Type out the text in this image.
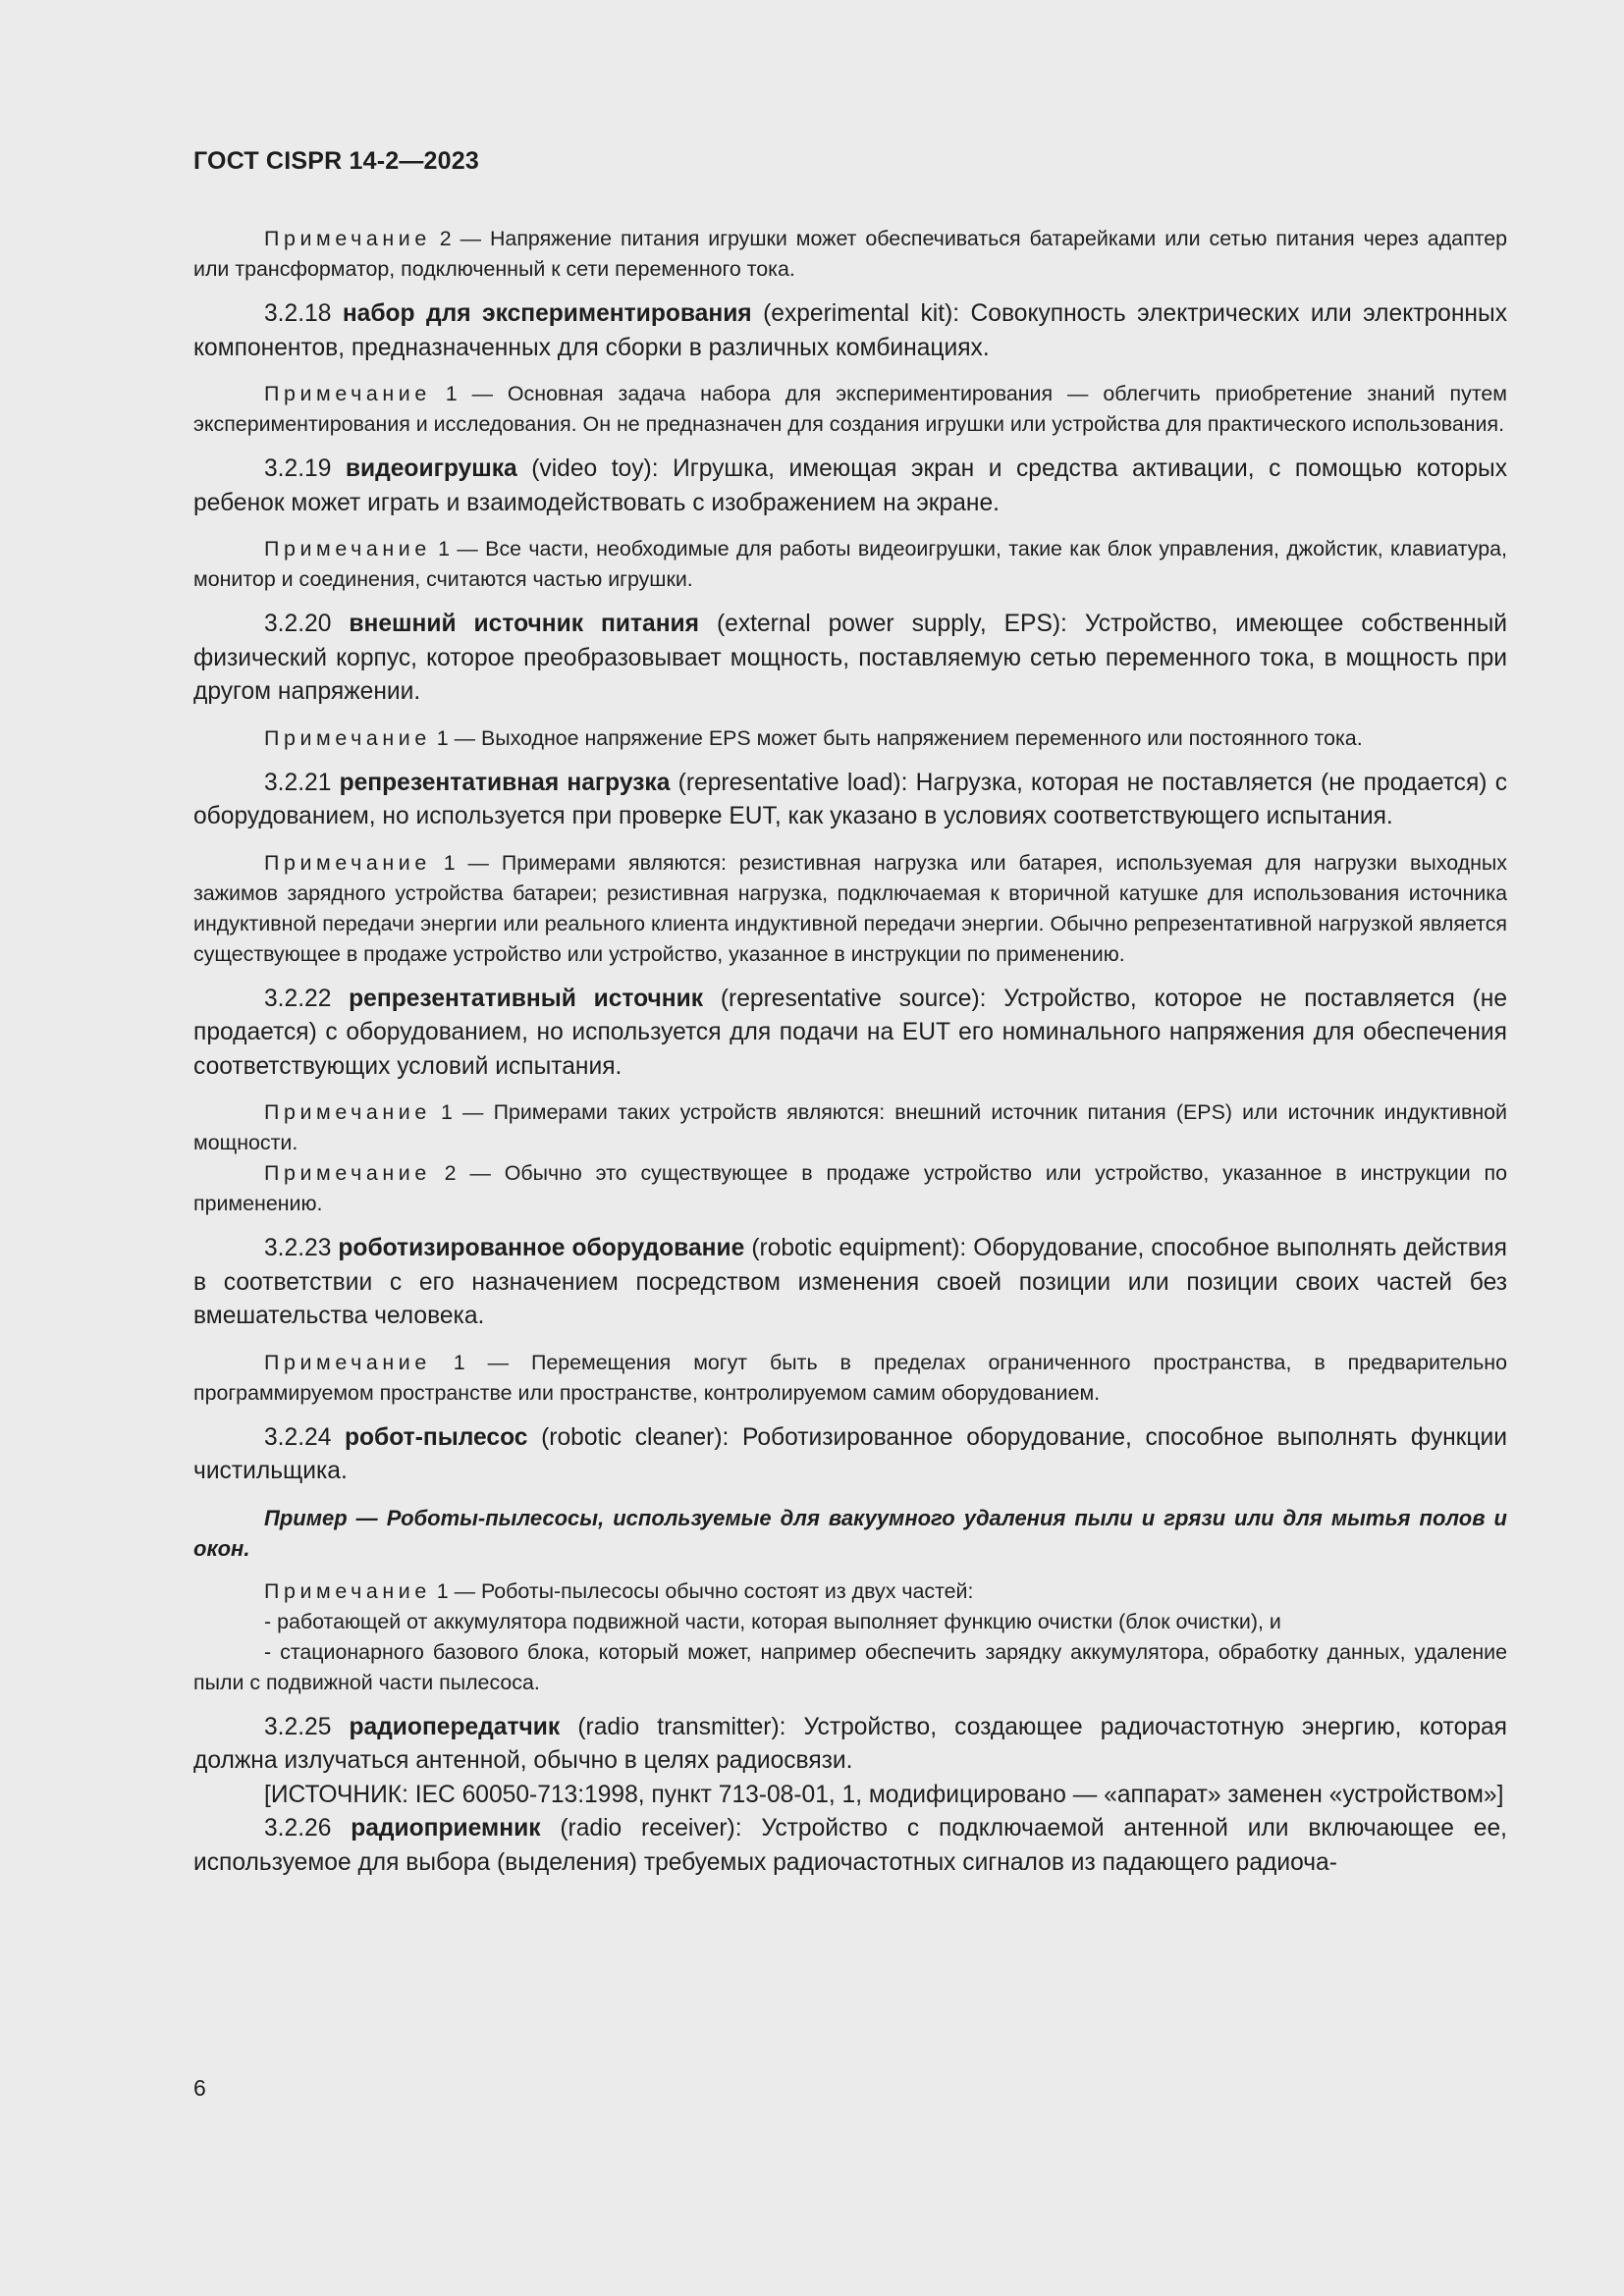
ГОСТ CISPR 14-2—2023

Примечание 2 — Напряжение питания игрушки может обеспечиваться батарейками или сетью питания через адаптер или трансформатор, подключенный к сети переменного тока.

3.2.18 набор для экспериментирования (experimental kit): Совокупность электрических или электронных компонентов, предназначенных для сборки в различных комбинациях.

Примечание 1 — Основная задача набора для экспериментирования — облегчить приобретение знаний путем экспериментирования и исследования. Он не предназначен для создания игрушки или устройства для практического использования.

3.2.19 видеоигрушка (video toy): Игрушка, имеющая экран и средства активации, с помощью которых ребенок может играть и взаимодействовать с изображением на экране.

Примечание 1 — Все части, необходимые для работы видеоигрушки, такие как блок управления, джойстик, клавиатура, монитор и соединения, считаются частью игрушки.

3.2.20 внешний источник питания (external power supply, EPS): Устройство, имеющее собственный физический корпус, которое преобразовывает мощность, поставляемую сетью переменного тока, в мощность при другом напряжении.

Примечание 1 — Выходное напряжение EPS может быть напряжением переменного или постоянного тока.

3.2.21 репрезентативная нагрузка (representative load): Нагрузка, которая не поставляется (не продается) с оборудованием, но используется при проверке EUT, как указано в условиях соответствующего испытания.

Примечание 1 — Примерами являются: резистивная нагрузка или батарея, используемая для нагрузки выходных зажимов зарядного устройства батареи; резистивная нагрузка, подключаемая к вторичной катушке для использования источника индуктивной передачи энергии или реального клиента индуктивной передачи энергии. Обычно репрезентативной нагрузкой является существующее в продаже устройство или устройство, указанное в инструкции по применению.

3.2.22 репрезентативный источник (representative source): Устройство, которое не поставляется (не продается) с оборудованием, но используется для подачи на EUT его номинального напряжения для обеспечения соответствующих условий испытания.

Примечание 1 — Примерами таких устройств являются: внешний источник питания (EPS) или источник индуктивной мощности.

Примечание 2 — Обычно это существующее в продаже устройство или устройство, указанное в инструкции по применению.

3.2.23 роботизированное оборудование (robotic equipment): Оборудование, способное выполнять действия в соответствии с его назначением посредством изменения своей позиции или позиции своих частей без вмешательства человека.

Примечание 1 — Перемещения могут быть в пределах ограниченного пространства, в предварительно программируемом пространстве или пространстве, контролируемом самим оборудованием.

3.2.24 робот-пылесос (robotic cleaner): Роботизированное оборудование, способное выполнять функции чистильщика.

Пример — Роботы-пылесосы, используемые для вакуумного удаления пыли и грязи или для мытья полов и окон.

Примечание 1 — Роботы-пылесосы обычно состоят из двух частей:

- работающей от аккумулятора подвижной части, которая выполняет функцию очистки (блок очистки), и

- стационарного базового блока, который может, например обеспечить зарядку аккумулятора, обработку данных, удаление пыли с подвижной части пылесоса.

3.2.25 радиопередатчик (radio transmitter): Устройство, создающее радиочастотную энергию, которая должна излучаться антенной, обычно в целях радиосвязи.

[ИСТОЧНИК: IEC 60050-713:1998, пункт 713-08-01, 1, модифицировано — «аппарат» заменен «устройством»]

3.2.26 радиоприемник (radio receiver): Устройство с подключаемой антенной или включающее ее, используемое для выбора (выделения) требуемых радиочастотных сигналов из падающего радиоча-

6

========

What is being asked: Quote the records above in full, dropping each picture.

Exercise result:
Type out the text in this image.
ГОСТ CISPR 14-2—2023

Примечание 2 — Напряжение питания игрушки может обеспечиваться батарейками или сетью питания через адаптер или трансформатор, подключенный к сети переменного тока.

3.2.18 набор для экспериментирования (experimental kit): Совокупность электрических или электронных компонентов, предназначенных для сборки в различных комбинациях.

Примечание 1 — Основная задача набора для экспериментирования — облегчить приобретение знаний путем экспериментирования и исследования. Он не предназначен для создания игрушки или устройства для практического использования.

3.2.19 видеоигрушка (video toy): Игрушка, имеющая экран и средства активации, с помощью которых ребенок может играть и взаимодействовать с изображением на экране.

Примечание 1 — Все части, необходимые для работы видеоигрушки, такие как блок управления, джойстик, клавиатура, монитор и соединения, считаются частью игрушки.

3.2.20 внешний источник питания (external power supply, EPS): Устройство, имеющее собственный физический корпус, которое преобразовывает мощность, поставляемую сетью переменного тока, в мощность при другом напряжении.

Примечание 1 — Выходное напряжение EPS может быть напряжением переменного или постоянного тока.

3.2.21 репрезентативная нагрузка (representative load): Нагрузка, которая не поставляется (не продается) с оборудованием, но используется при проверке EUT, как указано в условиях соответствующего испытания.

Примечание 1 — Примерами являются: резистивная нагрузка или батарея, используемая для нагрузки выходных зажимов зарядного устройства батареи; резистивная нагрузка, подключаемая к вторичной катушке для использования источника индуктивной передачи энергии или реального клиента индуктивной передачи энергии. Обычно репрезентативной нагрузкой является существующее в продаже устройство или устройство, указанное в инструкции по применению.

3.2.22 репрезентативный источник (representative source): Устройство, которое не поставляется (не продается) с оборудованием, но используется для подачи на EUT его номинального напряжения для обеспечения соответствующих условий испытания.

Примечание 1 — Примерами таких устройств являются: внешний источник питания (EPS) или источник индуктивной мощности.

Примечание 2 — Обычно это существующее в продаже устройство или устройство, указанное в инструкции по применению.

3.2.23 роботизированное оборудование (robotic equipment): Оборудование, способное выполнять действия в соответствии с его назначением посредством изменения своей позиции или позиции своих частей без вмешательства человека.

Примечание 1 — Перемещения могут быть в пределах ограниченного пространства, в предварительно программируемом пространстве или пространстве, контролируемом самим оборудованием.

3.2.24 робот-пылесос (robotic cleaner): Роботизированное оборудование, способное выполнять функции чистильщика.

Пример — Роботы-пылесосы, используемые для вакуумного удаления пыли и грязи или для мытья полов и окон.

Примечание 1 — Роботы-пылесосы обычно состоят из двух частей:

- работающей от аккумулятора подвижной части, которая выполняет функцию очистки (блок очистки), и

- стационарного базового блока, который может, например обеспечить зарядку аккумулятора, обработку данных, удаление пыли с подвижной части пылесоса.

3.2.25 радиопередатчик (radio transmitter): Устройство, создающее радиочастотную энергию, которая должна излучаться антенной, обычно в целях радиосвязи.

[ИСТОЧНИК: IEC 60050-713:1998, пункт 713-08-01, 1, модифицировано — «аппарат» заменен «устройством»]

3.2.26 радиоприемник (radio receiver): Устройство с подключаемой антенной или включающее ее, используемое для выбора (выделения) требуемых радиочастотных сигналов из падающего радиоча-

6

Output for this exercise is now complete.